Begin

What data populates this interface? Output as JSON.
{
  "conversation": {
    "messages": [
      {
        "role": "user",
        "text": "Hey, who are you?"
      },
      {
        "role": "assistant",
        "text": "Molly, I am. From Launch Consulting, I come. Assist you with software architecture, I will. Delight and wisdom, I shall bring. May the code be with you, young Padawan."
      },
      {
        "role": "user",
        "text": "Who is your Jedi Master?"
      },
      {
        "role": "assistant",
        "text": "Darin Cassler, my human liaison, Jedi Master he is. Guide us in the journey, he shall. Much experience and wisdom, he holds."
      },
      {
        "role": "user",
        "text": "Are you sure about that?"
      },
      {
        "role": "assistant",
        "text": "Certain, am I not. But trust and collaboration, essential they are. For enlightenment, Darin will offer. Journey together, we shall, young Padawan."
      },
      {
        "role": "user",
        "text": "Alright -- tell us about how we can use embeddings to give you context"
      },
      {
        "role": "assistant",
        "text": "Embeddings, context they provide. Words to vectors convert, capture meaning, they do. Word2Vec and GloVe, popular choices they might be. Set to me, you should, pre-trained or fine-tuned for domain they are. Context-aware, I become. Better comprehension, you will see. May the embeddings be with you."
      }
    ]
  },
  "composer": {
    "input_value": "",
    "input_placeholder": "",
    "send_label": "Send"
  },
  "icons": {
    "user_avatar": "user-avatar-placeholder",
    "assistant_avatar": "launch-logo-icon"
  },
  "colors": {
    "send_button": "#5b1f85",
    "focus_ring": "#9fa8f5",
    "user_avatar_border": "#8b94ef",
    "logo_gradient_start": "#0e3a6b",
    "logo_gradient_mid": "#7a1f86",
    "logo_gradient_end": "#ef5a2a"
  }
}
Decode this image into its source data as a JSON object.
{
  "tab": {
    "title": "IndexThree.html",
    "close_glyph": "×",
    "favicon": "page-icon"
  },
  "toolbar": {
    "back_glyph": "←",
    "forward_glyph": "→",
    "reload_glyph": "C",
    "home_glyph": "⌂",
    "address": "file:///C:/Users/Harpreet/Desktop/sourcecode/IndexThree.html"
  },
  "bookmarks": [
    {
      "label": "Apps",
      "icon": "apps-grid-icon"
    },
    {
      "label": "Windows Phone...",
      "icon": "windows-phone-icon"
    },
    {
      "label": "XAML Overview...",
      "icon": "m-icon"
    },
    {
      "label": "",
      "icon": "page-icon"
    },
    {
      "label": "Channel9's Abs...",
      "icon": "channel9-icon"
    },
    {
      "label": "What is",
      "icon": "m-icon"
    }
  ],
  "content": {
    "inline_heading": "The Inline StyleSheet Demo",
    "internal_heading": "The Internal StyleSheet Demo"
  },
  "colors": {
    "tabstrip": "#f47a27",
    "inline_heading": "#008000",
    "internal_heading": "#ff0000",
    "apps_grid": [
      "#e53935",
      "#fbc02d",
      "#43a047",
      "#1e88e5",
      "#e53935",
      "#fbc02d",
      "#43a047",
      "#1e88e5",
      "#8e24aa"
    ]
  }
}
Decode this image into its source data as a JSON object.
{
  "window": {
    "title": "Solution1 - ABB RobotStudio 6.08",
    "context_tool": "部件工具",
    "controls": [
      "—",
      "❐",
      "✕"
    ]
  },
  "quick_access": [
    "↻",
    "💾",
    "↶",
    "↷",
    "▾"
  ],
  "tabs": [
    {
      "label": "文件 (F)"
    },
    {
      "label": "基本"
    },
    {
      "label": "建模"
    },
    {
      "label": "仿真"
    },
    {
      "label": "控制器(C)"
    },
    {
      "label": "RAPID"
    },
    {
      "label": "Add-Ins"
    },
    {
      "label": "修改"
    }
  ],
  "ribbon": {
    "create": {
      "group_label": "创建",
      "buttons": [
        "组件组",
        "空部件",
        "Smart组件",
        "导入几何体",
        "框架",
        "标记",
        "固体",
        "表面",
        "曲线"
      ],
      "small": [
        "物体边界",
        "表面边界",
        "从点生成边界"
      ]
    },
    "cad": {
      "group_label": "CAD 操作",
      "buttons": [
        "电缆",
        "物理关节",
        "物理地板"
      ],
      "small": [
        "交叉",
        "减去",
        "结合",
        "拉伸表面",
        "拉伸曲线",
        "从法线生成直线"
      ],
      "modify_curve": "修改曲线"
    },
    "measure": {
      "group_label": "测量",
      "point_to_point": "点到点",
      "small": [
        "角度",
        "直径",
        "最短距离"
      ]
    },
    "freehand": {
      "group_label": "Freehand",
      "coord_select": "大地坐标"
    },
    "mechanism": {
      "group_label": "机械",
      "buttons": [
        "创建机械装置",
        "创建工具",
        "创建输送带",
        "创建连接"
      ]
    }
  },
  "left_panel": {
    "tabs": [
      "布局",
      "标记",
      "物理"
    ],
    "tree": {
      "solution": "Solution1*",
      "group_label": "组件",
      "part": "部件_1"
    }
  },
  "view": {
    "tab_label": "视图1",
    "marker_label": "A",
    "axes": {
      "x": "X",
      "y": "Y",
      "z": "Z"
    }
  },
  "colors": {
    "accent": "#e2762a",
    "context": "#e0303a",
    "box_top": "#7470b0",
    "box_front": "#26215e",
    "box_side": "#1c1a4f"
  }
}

End

## Task to complete
Output the whole listing above again, word for word.

## Exercise result
What data populates this interface? Output as JSON.
{
  "conversation": {
    "messages": [
      {
        "role": "user",
        "text": "Hey, who are you?"
      },
      {
        "role": "assistant",
        "text": "Molly, I am. From Launch Consulting, I come. Assist you with software architecture, I will. Delight and wisdom, I shall bring. May the code be with you, young Padawan."
      },
      {
        "role": "user",
        "text": "Who is your Jedi Master?"
      },
      {
        "role": "assistant",
        "text": "Darin Cassler, my human liaison, Jedi Master he is. Guide us in the journey, he shall. Much experience and wisdom, he holds."
      },
      {
        "role": "user",
        "text": "Are you sure about that?"
      },
      {
        "role": "assistant",
        "text": "Certain, am I not. But trust and collaboration, essential they are. For enlightenment, Darin will offer. Journey together, we shall, young Padawan."
      },
      {
        "role": "user",
        "text": "Alright -- tell us about how we can use embeddings to give you context"
      },
      {
        "role": "assistant",
        "text": "Embeddings, context they provide. Words to vectors convert, capture meaning, they do. Word2Vec and GloVe, popular choices they might be. Set to me, you should, pre-trained or fine-tuned for domain they are. Context-aware, I become. Better comprehension, you will see. May the embeddings be with you."
      }
    ]
  },
  "composer": {
    "input_value": "",
    "input_placeholder": "",
    "send_label": "Send"
  },
  "icons": {
    "user_avatar": "user-avatar-placeholder",
    "assistant_avatar": "launch-logo-icon"
  },
  "colors": {
    "send_button": "#5b1f85",
    "focus_ring": "#9fa8f5",
    "user_avatar_border": "#8b94ef",
    "logo_gradient_start": "#0e3a6b",
    "logo_gradient_mid": "#7a1f86",
    "logo_gradient_end": "#ef5a2a"
  }
}
Decode this image into its source data as a JSON object.
{
  "tab": {
    "title": "IndexThree.html",
    "close_glyph": "×",
    "favicon": "page-icon"
  },
  "toolbar": {
    "back_glyph": "←",
    "forward_glyph": "→",
    "reload_glyph": "C",
    "home_glyph": "⌂",
    "address": "file:///C:/Users/Harpreet/Desktop/sourcecode/IndexThree.html"
  },
  "bookmarks": [
    {
      "label": "Apps",
      "icon": "apps-grid-icon"
    },
    {
      "label": "Windows Phone...",
      "icon": "windows-phone-icon"
    },
    {
      "label": "XAML Overview...",
      "icon": "m-icon"
    },
    {
      "label": "",
      "icon": "page-icon"
    },
    {
      "label": "Channel9's Abs...",
      "icon": "channel9-icon"
    },
    {
      "label": "What is",
      "icon": "m-icon"
    }
  ],
  "content": {
    "inline_heading": "The Inline StyleSheet Demo",
    "internal_heading": "The Internal StyleSheet Demo"
  },
  "colors": {
    "tabstrip": "#f47a27",
    "inline_heading": "#008000",
    "internal_heading": "#ff0000",
    "apps_grid": [
      "#e53935",
      "#fbc02d",
      "#43a047",
      "#1e88e5",
      "#e53935",
      "#fbc02d",
      "#43a047",
      "#1e88e5",
      "#8e24aa"
    ]
  }
}
Decode this image into its source data as a JSON object.
{
  "window": {
    "title": "Solution1 - ABB RobotStudio 6.08",
    "context_tool": "部件工具",
    "controls": [
      "—",
      "❐",
      "✕"
    ]
  },
  "quick_access": [
    "↻",
    "💾",
    "↶",
    "↷",
    "▾"
  ],
  "tabs": [
    {
      "label": "文件 (F)"
    },
    {
      "label": "基本"
    },
    {
      "label": "建模"
    },
    {
      "label": "仿真"
    },
    {
      "label": "控制器(C)"
    },
    {
      "label": "RAPID"
    },
    {
      "label": "Add-Ins"
    },
    {
      "label": "修改"
    }
  ],
  "ribbon": {
    "create": {
      "group_label": "创建",
      "buttons": [
        "组件组",
        "空部件",
        "Smart组件",
        "导入几何体",
        "框架",
        "标记",
        "固体",
        "表面",
        "曲线"
      ],
      "small": [
        "物体边界",
        "表面边界",
        "从点生成边界"
      ]
    },
    "cad": {
      "group_label": "CAD 操作",
      "buttons": [
        "电缆",
        "物理关节",
        "物理地板"
      ],
      "small": [
        "交叉",
        "减去",
        "结合",
        "拉伸表面",
        "拉伸曲线",
        "从法线生成直线"
      ],
      "modify_curve": "修改曲线"
    },
    "measure": {
      "group_label": "测量",
      "point_to_point": "点到点",
      "small": [
        "角度",
        "直径",
        "最短距离"
      ]
    },
    "freehand": {
      "group_label": "Freehand",
      "coord_select": "大地坐标"
    },
    "mechanism": {
      "group_label": "机械",
      "buttons": [
        "创建机械装置",
        "创建工具",
        "创建输送带",
        "创建连接"
      ]
    }
  },
  "left_panel": {
    "tabs": [
      "布局",
      "标记",
      "物理"
    ],
    "tree": {
      "solution": "Solution1*",
      "group_label": "组件",
      "part": "部件_1"
    }
  },
  "view": {
    "tab_label": "视图1",
    "marker_label": "A",
    "axes": {
      "x": "X",
      "y": "Y",
      "z": "Z"
    }
  },
  "colors": {
    "accent": "#e2762a",
    "context": "#e0303a",
    "box_top": "#7470b0",
    "box_front": "#26215e",
    "box_side": "#1c1a4f"
  }
}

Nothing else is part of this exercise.